Collected data entries
▶
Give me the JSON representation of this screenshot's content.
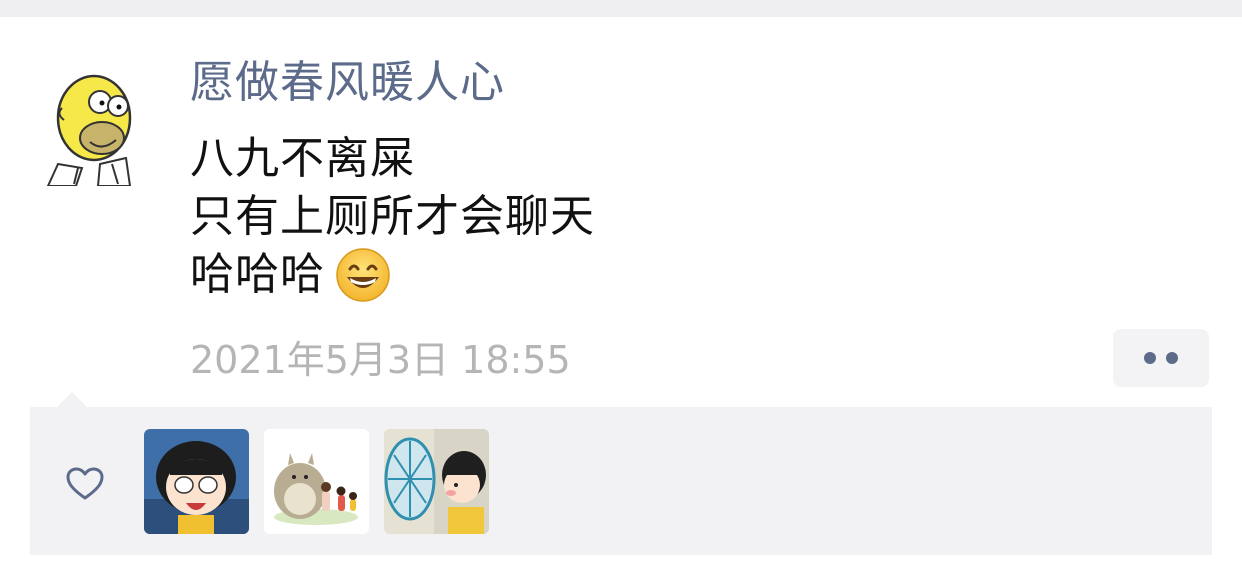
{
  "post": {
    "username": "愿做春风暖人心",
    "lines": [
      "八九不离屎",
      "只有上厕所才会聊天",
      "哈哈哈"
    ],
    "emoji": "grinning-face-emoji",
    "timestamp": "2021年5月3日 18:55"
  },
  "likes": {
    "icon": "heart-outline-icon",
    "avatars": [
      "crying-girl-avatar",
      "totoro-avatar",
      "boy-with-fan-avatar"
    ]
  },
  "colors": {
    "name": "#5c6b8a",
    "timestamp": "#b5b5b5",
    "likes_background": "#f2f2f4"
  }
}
◀
Give every line above again exactly, with no pictures.

Give me the JSON representation of this screenshot's content.
{
  "post": {
    "username": "愿做春风暖人心",
    "lines": [
      "八九不离屎",
      "只有上厕所才会聊天",
      "哈哈哈"
    ],
    "emoji": "grinning-face-emoji",
    "timestamp": "2021年5月3日 18:55"
  },
  "likes": {
    "icon": "heart-outline-icon",
    "avatars": [
      "crying-girl-avatar",
      "totoro-avatar",
      "boy-with-fan-avatar"
    ]
  },
  "colors": {
    "name": "#5c6b8a",
    "timestamp": "#b5b5b5",
    "likes_background": "#f2f2f4"
  }
}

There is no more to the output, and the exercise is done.